_The request_.
Copy each line of the records that contains the word "total".

_Records for this exercise_.

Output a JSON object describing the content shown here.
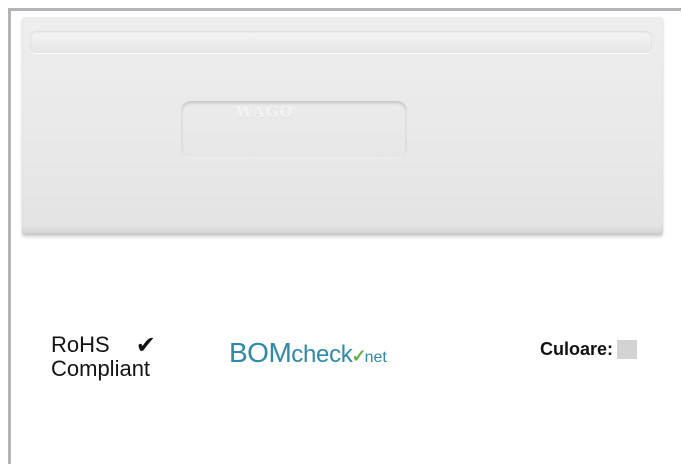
{
  "product_image": {
    "embossed_mark": "WAGO",
    "color_plate": "#e9e9e9"
  },
  "rohs": {
    "line1": "RoHS",
    "check": "✔",
    "line2": "Compliant"
  },
  "bomcheck": {
    "bom": "BOM",
    "check": "check",
    "tick": "✓",
    "net": "net",
    "brand_color": "#2f8aa7",
    "tick_color": "#66b244"
  },
  "color_info": {
    "label": "Culoare:",
    "swatch_color": "#d3d3d3"
  }
}
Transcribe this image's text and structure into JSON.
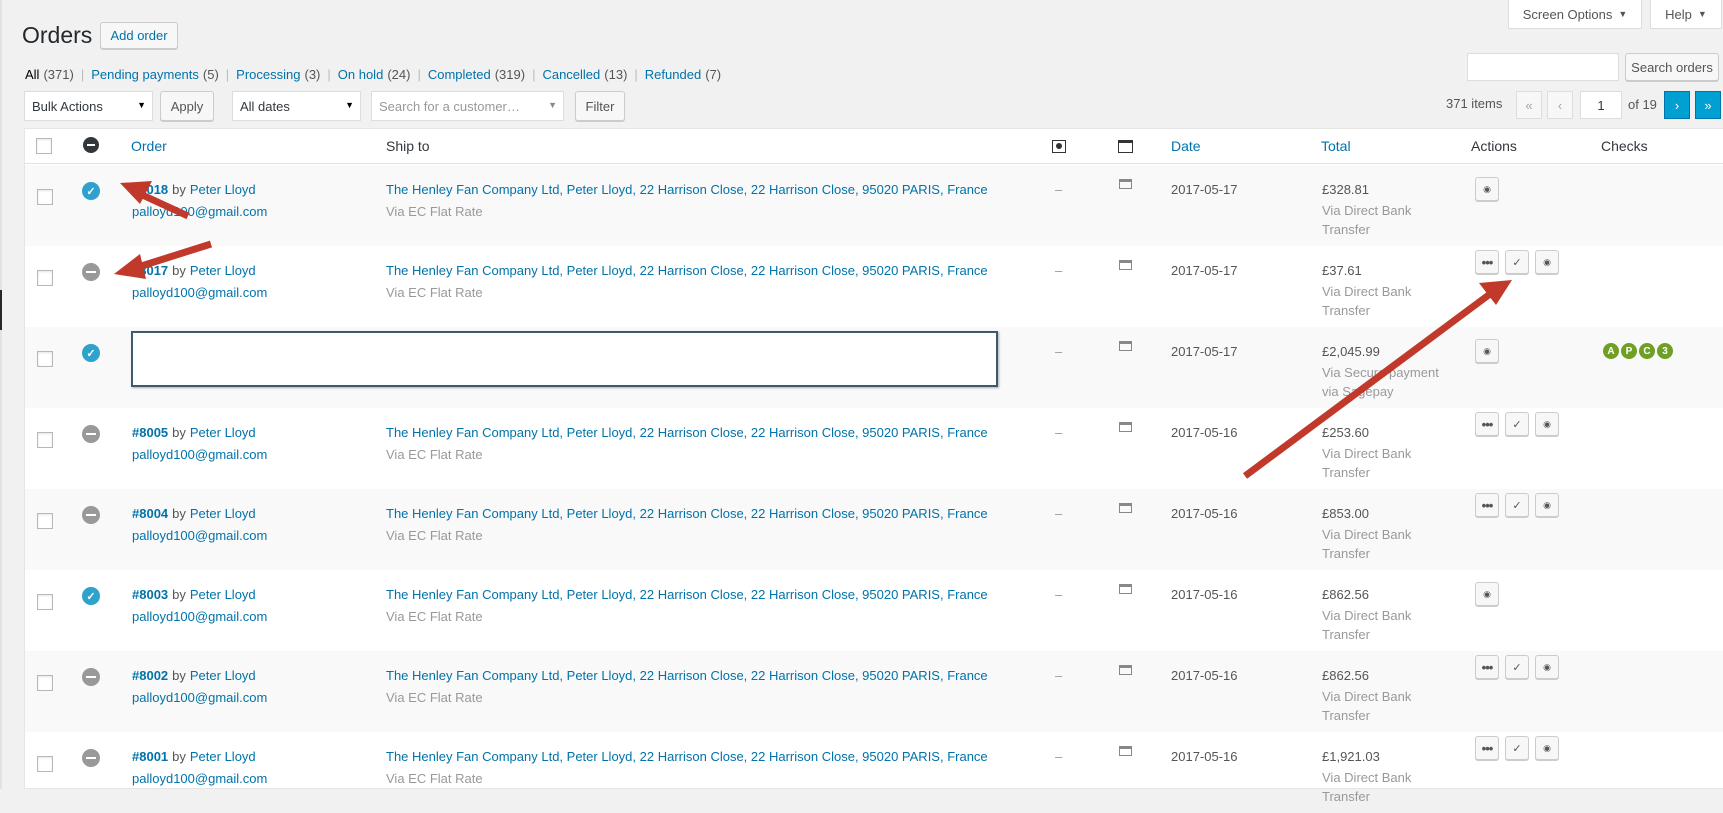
{
  "header": {
    "title": "Orders",
    "add_order": "Add order",
    "screen_options": "Screen Options",
    "help": "Help",
    "search_placeholder": "",
    "search_button": "Search orders"
  },
  "filters": {
    "views": [
      {
        "label": "All",
        "count": "(371)"
      },
      {
        "label": "Pending payments",
        "count": "(5)"
      },
      {
        "label": "Processing",
        "count": "(3)"
      },
      {
        "label": "On hold",
        "count": "(24)"
      },
      {
        "label": "Completed",
        "count": "(319)"
      },
      {
        "label": "Cancelled",
        "count": "(13)"
      },
      {
        "label": "Refunded",
        "count": "(7)"
      }
    ],
    "bulk_actions": "Bulk Actions",
    "apply": "Apply",
    "all_dates": "All dates",
    "customer_placeholder": "Search for a customer…",
    "filter": "Filter"
  },
  "pagination": {
    "items": "371 items",
    "first": "«",
    "prev": "‹",
    "current": "1",
    "of": "of 19",
    "next": "›",
    "last": "»"
  },
  "columns": {
    "order": "Order",
    "ship_to": "Ship to",
    "date": "Date",
    "total": "Total",
    "actions": "Actions",
    "checks": "Checks"
  },
  "rows": [
    {
      "status": "completed",
      "number": "#8018",
      "by": "by",
      "customer": "Peter Lloyd",
      "email": "palloyd100@gmail.com",
      "ship": "The Henley Fan Company Ltd, Peter Lloyd, 22 Harrison Close, 22 Harrison Close, 95020 PARIS, France",
      "ship_method": "Via EC Flat Rate",
      "purchased": "–",
      "date": "2017-05-17",
      "total": "£328.81",
      "payment": "Via Direct Bank Transfer",
      "actions": [
        "view"
      ]
    },
    {
      "status": "on-hold",
      "number": "#8017",
      "by": "by",
      "customer": "Peter Lloyd",
      "email": "palloyd100@gmail.com",
      "ship": "The Henley Fan Company Ltd, Peter Lloyd, 22 Harrison Close, 22 Harrison Close, 95020 PARIS, France",
      "ship_method": "Via EC Flat Rate",
      "purchased": "–",
      "date": "2017-05-17",
      "total": "£37.61",
      "payment": "Via Direct Bank Transfer",
      "actions": [
        "processing",
        "complete",
        "view"
      ]
    },
    {
      "status": "completed",
      "number": "",
      "by": "",
      "customer": "",
      "email": "",
      "ship": "",
      "ship_method": "",
      "purchased": "–",
      "date": "2017-05-17",
      "total": "£2,045.99",
      "payment": "Via Secure payment via Sagepay",
      "actions": [
        "view"
      ],
      "checks": [
        "A",
        "P",
        "C",
        "3"
      ]
    },
    {
      "status": "on-hold",
      "number": "#8005",
      "by": "by",
      "customer": "Peter Lloyd",
      "email": "palloyd100@gmail.com",
      "ship": "The Henley Fan Company Ltd, Peter Lloyd, 22 Harrison Close, 22 Harrison Close, 95020 PARIS, France",
      "ship_method": "Via EC Flat Rate",
      "purchased": "–",
      "date": "2017-05-16",
      "total": "£253.60",
      "payment": "Via Direct Bank Transfer",
      "actions": [
        "processing",
        "complete",
        "view"
      ]
    },
    {
      "status": "on-hold",
      "number": "#8004",
      "by": "by",
      "customer": "Peter Lloyd",
      "email": "palloyd100@gmail.com",
      "ship": "The Henley Fan Company Ltd, Peter Lloyd, 22 Harrison Close, 22 Harrison Close, 95020 PARIS, France",
      "ship_method": "Via EC Flat Rate",
      "purchased": "–",
      "date": "2017-05-16",
      "total": "£853.00",
      "payment": "Via Direct Bank Transfer",
      "actions": [
        "processing",
        "complete",
        "view"
      ]
    },
    {
      "status": "completed",
      "number": "#8003",
      "by": "by",
      "customer": "Peter Lloyd",
      "email": "palloyd100@gmail.com",
      "ship": "The Henley Fan Company Ltd, Peter Lloyd, 22 Harrison Close, 22 Harrison Close, 95020 PARIS, France",
      "ship_method": "Via EC Flat Rate",
      "purchased": "–",
      "date": "2017-05-16",
      "total": "£862.56",
      "payment": "Via Direct Bank Transfer",
      "actions": [
        "view"
      ]
    },
    {
      "status": "on-hold",
      "number": "#8002",
      "by": "by",
      "customer": "Peter Lloyd",
      "email": "palloyd100@gmail.com",
      "ship": "The Henley Fan Company Ltd, Peter Lloyd, 22 Harrison Close, 22 Harrison Close, 95020 PARIS, France",
      "ship_method": "Via EC Flat Rate",
      "purchased": "–",
      "date": "2017-05-16",
      "total": "£862.56",
      "payment": "Via Direct Bank Transfer",
      "actions": [
        "processing",
        "complete",
        "view"
      ]
    },
    {
      "status": "on-hold",
      "number": "#8001",
      "by": "by",
      "customer": "Peter Lloyd",
      "email": "palloyd100@gmail.com",
      "ship": "The Henley Fan Company Ltd, Peter Lloyd, 22 Harrison Close, 22 Harrison Close, 95020 PARIS, France",
      "ship_method": "Via EC Flat Rate",
      "purchased": "–",
      "date": "2017-05-16",
      "total": "£1,921.03",
      "payment": "Via Direct Bank Transfer",
      "actions": [
        "processing",
        "complete",
        "view"
      ]
    }
  ],
  "icons": {
    "completed": "check-circle-icon",
    "on-hold": "minus-circle-icon",
    "processing": "ellipsis-icon",
    "complete": "checkmark-icon",
    "view": "eye-icon"
  },
  "colors": {
    "link": "#0073aa",
    "completed_status": "#2ea2cc",
    "on_hold_status": "#999999",
    "check_badge": "#6f9f25",
    "annotation_arrow": "#c0392b"
  }
}
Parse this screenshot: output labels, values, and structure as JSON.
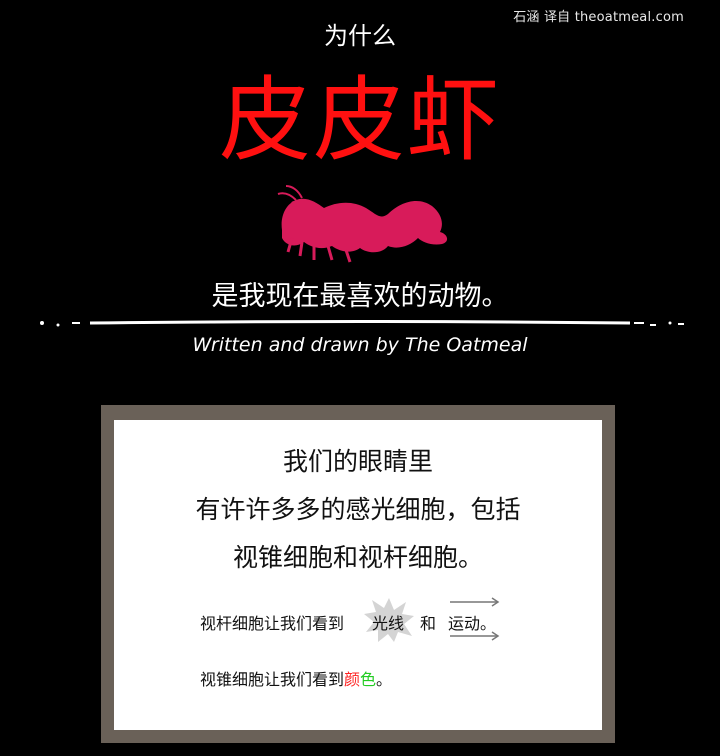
{
  "header": {
    "credit": "石涵 译自 theoatmeal.com",
    "why": "为什么",
    "title": "皮皮虾",
    "tagline": "是我现在最喜欢的动物。",
    "byline": "Written and drawn by The Oatmeal"
  },
  "panel": {
    "line1": "我们的眼睛里",
    "line2": "有许许多多的感光细胞，包括",
    "line3": "视锥细胞和视杆细胞。",
    "rods_prefix": "视杆细胞让我们看到",
    "rods_light": "光线",
    "rods_and": "和",
    "rods_motion": "运动。",
    "cones_prefix": "视锥细胞让我们看到",
    "cones_color_1": "颜",
    "cones_color_2": "色",
    "cones_suffix": "。"
  },
  "colors": {
    "background": "#000000",
    "title_red": "#ff1010",
    "shrimp_pink": "#d81b5a",
    "frame_brown": "#6a6158",
    "panel_white": "#ffffff",
    "color_word_red": "#ff2222",
    "color_word_green": "#22cc22"
  },
  "icons": {
    "shrimp": "mantis-shrimp-silhouette",
    "light": "light-burst",
    "motion": "motion-arrows"
  }
}
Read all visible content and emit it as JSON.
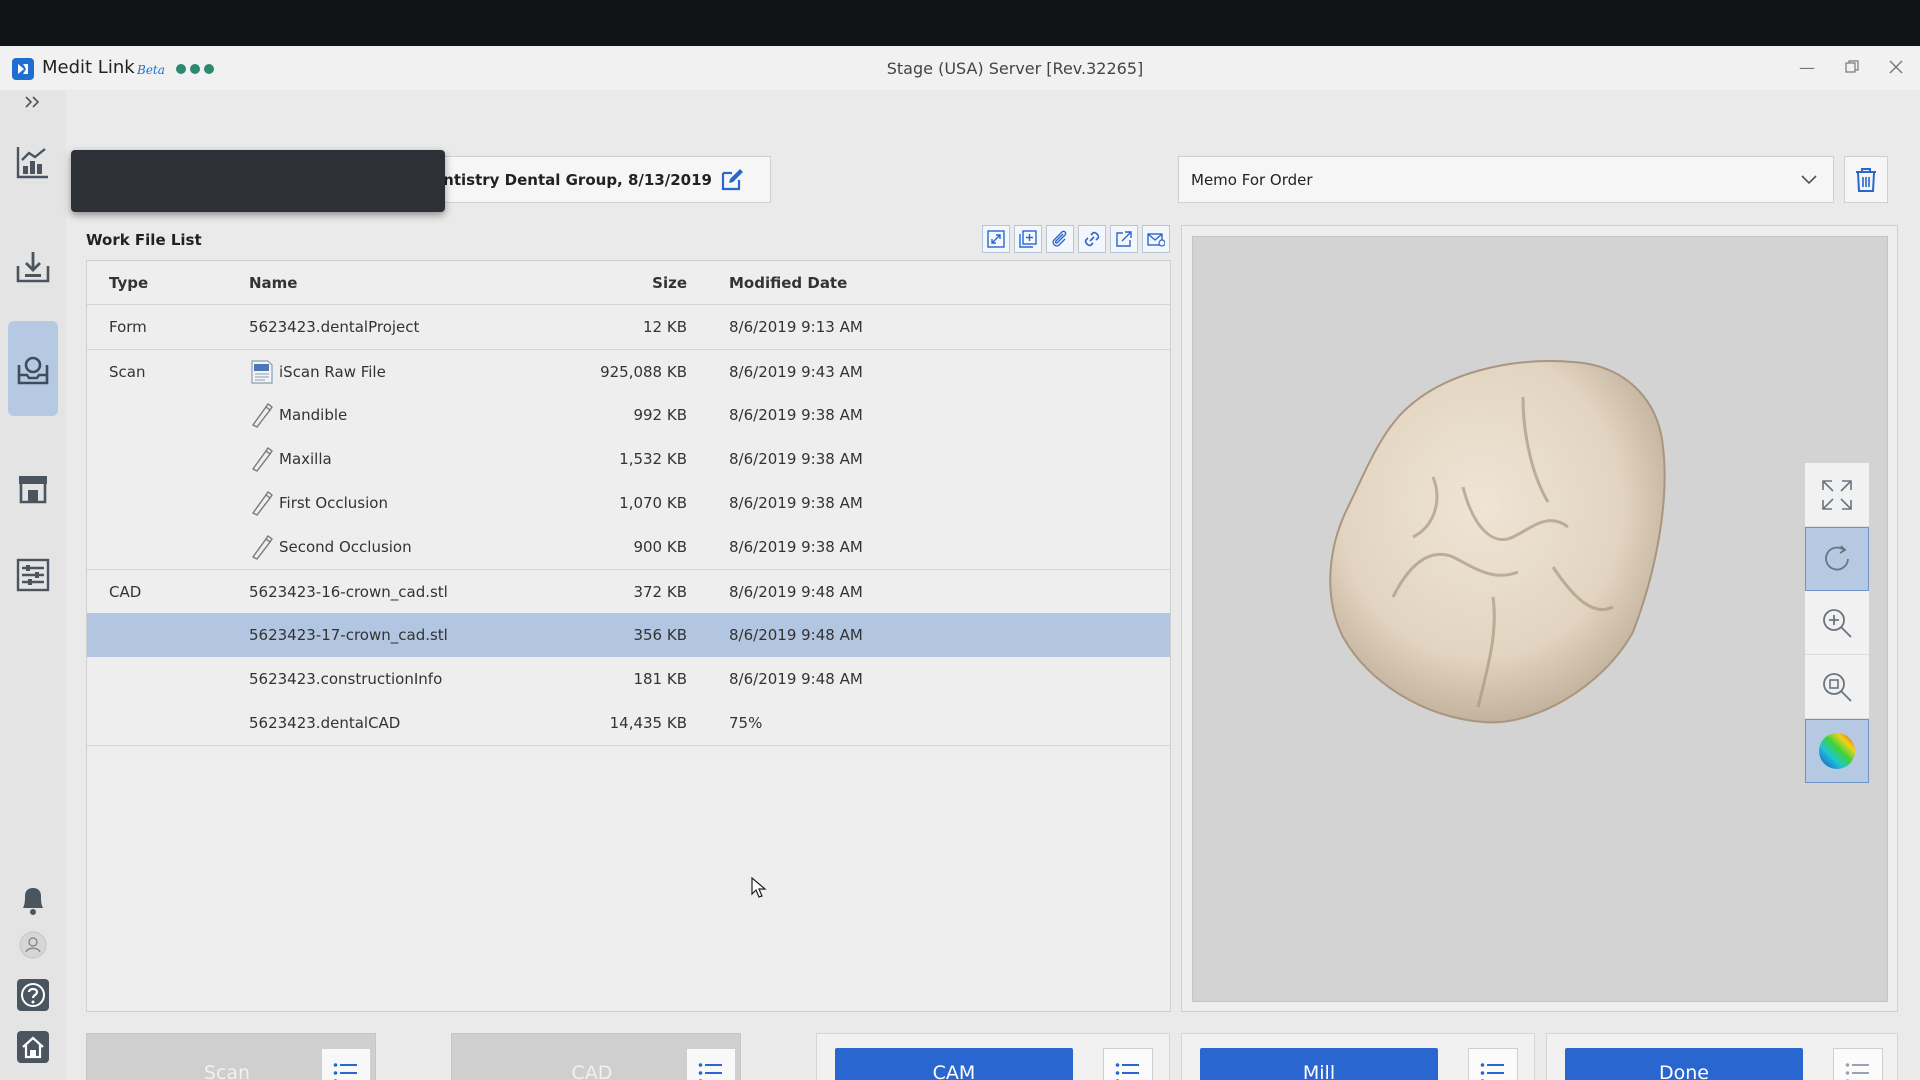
{
  "app": {
    "name": "Medit Link",
    "beta": "Beta",
    "window_title": "Stage (USA) Server [Rev.32265]"
  },
  "order": {
    "info": "entistry Dental Group, 8/13/2019"
  },
  "memo": {
    "selected": "Memo For Order"
  },
  "work_file_list": {
    "title": "Work File List",
    "columns": {
      "type": "Type",
      "name": "Name",
      "size": "Size",
      "date": "Modified Date"
    },
    "rows": [
      {
        "type": "Form",
        "name": "5623423.dentalProject",
        "size": "12 KB",
        "date": "8/6/2019 9:13 AM"
      },
      {
        "type": "Scan",
        "name": "iScan Raw File",
        "size": "925,088 KB",
        "date": "8/6/2019 9:43 AM"
      },
      {
        "type": "",
        "name": "Mandible",
        "size": "992 KB",
        "date": "8/6/2019 9:38 AM"
      },
      {
        "type": "",
        "name": "Maxilla",
        "size": "1,532 KB",
        "date": "8/6/2019 9:38 AM"
      },
      {
        "type": "",
        "name": "First Occlusion",
        "size": "1,070 KB",
        "date": "8/6/2019 9:38 AM"
      },
      {
        "type": "",
        "name": "Second Occlusion",
        "size": "900 KB",
        "date": "8/6/2019 9:38 AM"
      },
      {
        "type": "CAD",
        "name": "5623423-16-crown_cad.stl",
        "size": "372 KB",
        "date": "8/6/2019 9:48 AM"
      },
      {
        "type": "",
        "name": "5623423-17-crown_cad.stl",
        "size": "356 KB",
        "date": "8/6/2019 9:48 AM"
      },
      {
        "type": "",
        "name": "5623423.constructionInfo",
        "size": "181 KB",
        "date": "8/6/2019 9:48 AM"
      },
      {
        "type": "",
        "name": "5623423.dentalCAD",
        "size": "14,435 KB",
        "date": "75%"
      }
    ]
  },
  "stages": {
    "scan": "Scan",
    "cad": "CAD",
    "cam": "CAM",
    "mill": "Mill",
    "done": "Done"
  },
  "colors": {
    "accent": "#2a66cf",
    "selected_row": "#b2c6e2",
    "tooth": "#e8dccb"
  }
}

_Output for this exercise_.
    "total": "Total",
      "total": "£328.81",
      "total": "£37.61",
      "total": "£2,045.99",
      "total": "£253.60",
      "total": "£853.00",
      "total": "£862.56",
      "total": "£862.56",
      "total": "£1,921.03",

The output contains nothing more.